Extract the complete listing and output it unchanged.

begin Exercise data

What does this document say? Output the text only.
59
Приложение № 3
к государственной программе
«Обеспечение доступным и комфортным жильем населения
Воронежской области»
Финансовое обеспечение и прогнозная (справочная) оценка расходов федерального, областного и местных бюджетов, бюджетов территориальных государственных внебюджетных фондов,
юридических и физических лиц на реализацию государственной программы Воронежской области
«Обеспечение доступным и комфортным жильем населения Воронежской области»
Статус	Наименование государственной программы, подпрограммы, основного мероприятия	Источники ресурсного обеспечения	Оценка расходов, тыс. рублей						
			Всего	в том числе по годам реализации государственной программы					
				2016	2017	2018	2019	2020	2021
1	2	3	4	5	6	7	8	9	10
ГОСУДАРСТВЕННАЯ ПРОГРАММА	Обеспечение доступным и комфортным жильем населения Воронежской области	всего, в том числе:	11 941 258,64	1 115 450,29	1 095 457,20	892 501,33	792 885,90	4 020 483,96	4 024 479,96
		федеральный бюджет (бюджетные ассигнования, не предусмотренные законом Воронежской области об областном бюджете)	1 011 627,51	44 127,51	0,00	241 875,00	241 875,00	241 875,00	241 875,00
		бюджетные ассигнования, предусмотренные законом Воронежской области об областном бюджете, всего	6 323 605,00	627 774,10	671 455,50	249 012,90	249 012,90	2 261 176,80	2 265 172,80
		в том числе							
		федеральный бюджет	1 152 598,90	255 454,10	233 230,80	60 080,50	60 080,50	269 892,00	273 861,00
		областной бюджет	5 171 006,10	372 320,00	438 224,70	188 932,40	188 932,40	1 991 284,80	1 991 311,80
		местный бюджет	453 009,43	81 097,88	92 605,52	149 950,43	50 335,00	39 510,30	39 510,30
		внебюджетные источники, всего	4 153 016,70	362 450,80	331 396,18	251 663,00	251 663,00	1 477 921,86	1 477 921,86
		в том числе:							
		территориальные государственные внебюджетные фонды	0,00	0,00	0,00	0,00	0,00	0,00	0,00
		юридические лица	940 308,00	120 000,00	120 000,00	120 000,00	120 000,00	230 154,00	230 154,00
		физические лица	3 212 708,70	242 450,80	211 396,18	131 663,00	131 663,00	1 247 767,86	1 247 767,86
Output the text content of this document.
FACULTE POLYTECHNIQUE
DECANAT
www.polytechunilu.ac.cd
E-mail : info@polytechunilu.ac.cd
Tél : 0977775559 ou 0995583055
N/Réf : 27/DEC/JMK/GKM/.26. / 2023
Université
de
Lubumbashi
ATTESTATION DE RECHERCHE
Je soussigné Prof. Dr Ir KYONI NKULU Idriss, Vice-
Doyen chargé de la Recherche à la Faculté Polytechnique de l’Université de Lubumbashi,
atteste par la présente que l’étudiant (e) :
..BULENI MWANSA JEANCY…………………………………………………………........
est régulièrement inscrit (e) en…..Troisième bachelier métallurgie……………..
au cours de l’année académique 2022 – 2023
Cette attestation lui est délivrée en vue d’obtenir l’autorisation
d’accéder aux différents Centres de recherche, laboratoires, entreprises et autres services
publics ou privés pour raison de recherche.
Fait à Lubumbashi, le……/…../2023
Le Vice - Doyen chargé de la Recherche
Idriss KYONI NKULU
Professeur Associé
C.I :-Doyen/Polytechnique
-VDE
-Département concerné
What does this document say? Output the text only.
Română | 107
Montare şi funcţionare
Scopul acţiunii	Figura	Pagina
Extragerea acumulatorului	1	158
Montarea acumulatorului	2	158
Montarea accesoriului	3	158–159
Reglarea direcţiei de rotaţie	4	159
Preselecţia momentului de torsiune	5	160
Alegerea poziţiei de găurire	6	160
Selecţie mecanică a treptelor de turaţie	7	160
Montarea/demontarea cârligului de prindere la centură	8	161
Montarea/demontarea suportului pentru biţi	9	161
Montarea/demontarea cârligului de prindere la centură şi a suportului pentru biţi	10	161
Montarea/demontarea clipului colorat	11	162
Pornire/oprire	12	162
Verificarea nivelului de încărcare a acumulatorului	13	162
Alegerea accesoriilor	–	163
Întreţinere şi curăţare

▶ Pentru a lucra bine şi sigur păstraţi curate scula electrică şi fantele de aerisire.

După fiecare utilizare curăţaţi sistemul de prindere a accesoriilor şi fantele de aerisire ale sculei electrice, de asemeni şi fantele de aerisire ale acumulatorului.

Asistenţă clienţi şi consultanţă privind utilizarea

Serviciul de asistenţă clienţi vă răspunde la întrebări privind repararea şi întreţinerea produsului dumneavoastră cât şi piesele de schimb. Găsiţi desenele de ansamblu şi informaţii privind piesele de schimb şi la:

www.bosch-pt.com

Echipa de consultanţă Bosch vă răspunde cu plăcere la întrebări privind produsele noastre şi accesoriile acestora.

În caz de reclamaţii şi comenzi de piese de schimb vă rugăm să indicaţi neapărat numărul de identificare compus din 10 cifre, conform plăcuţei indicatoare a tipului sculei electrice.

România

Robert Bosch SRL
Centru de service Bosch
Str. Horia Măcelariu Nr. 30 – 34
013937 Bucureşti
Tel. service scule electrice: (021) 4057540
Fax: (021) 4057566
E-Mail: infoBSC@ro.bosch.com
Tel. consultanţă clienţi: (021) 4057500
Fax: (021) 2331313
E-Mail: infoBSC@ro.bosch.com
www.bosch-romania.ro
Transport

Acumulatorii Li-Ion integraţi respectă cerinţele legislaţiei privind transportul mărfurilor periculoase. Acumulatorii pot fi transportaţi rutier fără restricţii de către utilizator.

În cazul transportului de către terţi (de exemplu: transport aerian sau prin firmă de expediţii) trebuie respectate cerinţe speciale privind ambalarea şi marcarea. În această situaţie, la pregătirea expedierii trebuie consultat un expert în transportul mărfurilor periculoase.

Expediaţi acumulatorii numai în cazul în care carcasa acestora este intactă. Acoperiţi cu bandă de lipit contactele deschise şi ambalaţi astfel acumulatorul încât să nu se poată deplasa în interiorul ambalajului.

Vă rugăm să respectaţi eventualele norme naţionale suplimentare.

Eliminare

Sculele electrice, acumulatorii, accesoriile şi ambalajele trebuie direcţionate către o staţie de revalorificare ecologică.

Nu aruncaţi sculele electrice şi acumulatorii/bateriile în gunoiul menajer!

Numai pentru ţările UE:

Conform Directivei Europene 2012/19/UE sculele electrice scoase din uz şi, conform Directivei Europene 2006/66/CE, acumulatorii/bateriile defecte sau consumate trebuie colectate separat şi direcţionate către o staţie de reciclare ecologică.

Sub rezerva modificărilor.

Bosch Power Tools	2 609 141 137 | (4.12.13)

end Exercise data

### Exercise response
What does this document say? Output the text only.
59
Приложение № 3
к государственной программе
«Обеспечение доступным и комфортным жильем населения
Воронежской области»
Финансовое обеспечение и прогнозная (справочная) оценка расходов федерального, областного и местных бюджетов, бюджетов территориальных государственных внебюджетных фондов,
юридических и физических лиц на реализацию государственной программы Воронежской области
«Обеспечение доступным и комфортным жильем населения Воронежской области»
Статус	Наименование государственной программы, подпрограммы, основного мероприятия	Источники ресурсного обеспечения	Оценка расходов, тыс. рублей						
			Всего	в том числе по годам реализации государственной программы					
				2016	2017	2018	2019	2020	2021
1	2	3	4	5	6	7	8	9	10
ГОСУДАРСТВЕННАЯ ПРОГРАММА	Обеспечение доступным и комфортным жильем населения Воронежской области	всего, в том числе:	11 941 258,64	1 115 450,29	1 095 457,20	892 501,33	792 885,90	4 020 483,96	4 024 479,96
		федеральный бюджет (бюджетные ассигнования, не предусмотренные законом Воронежской области об областном бюджете)	1 011 627,51	44 127,51	0,00	241 875,00	241 875,00	241 875,00	241 875,00
		бюджетные ассигнования, предусмотренные законом Воронежской области об областном бюджете, всего	6 323 605,00	627 774,10	671 455,50	249 012,90	249 012,90	2 261 176,80	2 265 172,80
		в том числе							
		федеральный бюджет	1 152 598,90	255 454,10	233 230,80	60 080,50	60 080,50	269 892,00	273 861,00
		областной бюджет	5 171 006,10	372 320,00	438 224,70	188 932,40	188 932,40	1 991 284,80	1 991 311,80
		местный бюджет	453 009,43	81 097,88	92 605,52	149 950,43	50 335,00	39 510,30	39 510,30
		внебюджетные источники, всего	4 153 016,70	362 450,80	331 396,18	251 663,00	251 663,00	1 477 921,86	1 477 921,86
		в том числе:							
		территориальные государственные внебюджетные фонды	0,00	0,00	0,00	0,00	0,00	0,00	0,00
		юридические лица	940 308,00	120 000,00	120 000,00	120 000,00	120 000,00	230 154,00	230 154,00
		физические лица	3 212 708,70	242 450,80	211 396,18	131 663,00	131 663,00	1 247 767,86	1 247 767,86
Output the text content of this document.
FACULTE POLYTECHNIQUE
DECANAT
www.polytechunilu.ac.cd
E-mail : info@polytechunilu.ac.cd
Tél : 0977775559 ou 0995583055
N/Réf : 27/DEC/JMK/GKM/.26. / 2023
Université
de
Lubumbashi
ATTESTATION DE RECHERCHE
Je soussigné Prof. Dr Ir KYONI NKULU Idriss, Vice-
Doyen chargé de la Recherche à la Faculté Polytechnique de l’Université de Lubumbashi,
atteste par la présente que l’étudiant (e) :
..BULENI MWANSA JEANCY…………………………………………………………........
est régulièrement inscrit (e) en…..Troisième bachelier métallurgie……………..
au cours de l’année académique 2022 – 2023
Cette attestation lui est délivrée en vue d’obtenir l’autorisation
d’accéder aux différents Centres de recherche, laboratoires, entreprises et autres services
publics ou privés pour raison de recherche.
Fait à Lubumbashi, le……/…../2023
Le Vice - Doyen chargé de la Recherche
Idriss KYONI NKULU
Professeur Associé
C.I :-Doyen/Polytechnique
-VDE
-Département concerné
What does this document say? Output the text only.
Română | 107
Montare şi funcţionare
Scopul acţiunii	Figura	Pagina
Extragerea acumulatorului	1	158
Montarea acumulatorului	2	158
Montarea accesoriului	3	158–159
Reglarea direcţiei de rotaţie	4	159
Preselecţia momentului de torsiune	5	160
Alegerea poziţiei de găurire	6	160
Selecţie mecanică a treptelor de turaţie	7	160
Montarea/demontarea cârligului de prindere la centură	8	161
Montarea/demontarea suportului pentru biţi	9	161
Montarea/demontarea cârligului de prindere la centură şi a suportului pentru biţi	10	161
Montarea/demontarea clipului colorat	11	162
Pornire/oprire	12	162
Verificarea nivelului de încărcare a acumulatorului	13	162
Alegerea accesoriilor	–	163
Întreţinere şi curăţare

▶ Pentru a lucra bine şi sigur păstraţi curate scula electrică şi fantele de aerisire.

După fiecare utilizare curăţaţi sistemul de prindere a accesoriilor şi fantele de aerisire ale sculei electrice, de asemeni şi fantele de aerisire ale acumulatorului.

Asistenţă clienţi şi consultanţă privind utilizarea

Serviciul de asistenţă clienţi vă răspunde la întrebări privind repararea şi întreţinerea produsului dumneavoastră cât şi piesele de schimb. Găsiţi desenele de ansamblu şi informaţii privind piesele de schimb şi la:

www.bosch-pt.com

Echipa de consultanţă Bosch vă răspunde cu plăcere la întrebări privind produsele noastre şi accesoriile acestora.

În caz de reclamaţii şi comenzi de piese de schimb vă rugăm să indicaţi neapărat numărul de identificare compus din 10 cifre, conform plăcuţei indicatoare a tipului sculei electrice.

România

Robert Bosch SRL
Centru de service Bosch
Str. Horia Măcelariu Nr. 30 – 34
013937 Bucureşti
Tel. service scule electrice: (021) 4057540
Fax: (021) 4057566
E-Mail: infoBSC@ro.bosch.com
Tel. consultanţă clienţi: (021) 4057500
Fax: (021) 2331313
E-Mail: infoBSC@ro.bosch.com
www.bosch-romania.ro
Transport

Acumulatorii Li-Ion integraţi respectă cerinţele legislaţiei privind transportul mărfurilor periculoase. Acumulatorii pot fi transportaţi rutier fără restricţii de către utilizator.

În cazul transportului de către terţi (de exemplu: transport aerian sau prin firmă de expediţii) trebuie respectate cerinţe speciale privind ambalarea şi marcarea. În această situaţie, la pregătirea expedierii trebuie consultat un expert în transportul mărfurilor periculoase.

Expediaţi acumulatorii numai în cazul în care carcasa acestora este intactă. Acoperiţi cu bandă de lipit contactele deschise şi ambalaţi astfel acumulatorul încât să nu se poată deplasa în interiorul ambalajului.

Vă rugăm să respectaţi eventualele norme naţionale suplimentare.

Eliminare

Sculele electrice, acumulatorii, accesoriile şi ambalajele trebuie direcţionate către o staţie de revalorificare ecologică.

Nu aruncaţi sculele electrice şi acumulatorii/bateriile în gunoiul menajer!

Numai pentru ţările UE:

Conform Directivei Europene 2012/19/UE sculele electrice scoase din uz şi, conform Directivei Europene 2006/66/CE, acumulatorii/bateriile defecte sau consumate trebuie colectate separat şi direcţionate către o staţie de reciclare ecologică.

Sub rezerva modificărilor.

Bosch Power Tools	2 609 141 137 | (4.12.13)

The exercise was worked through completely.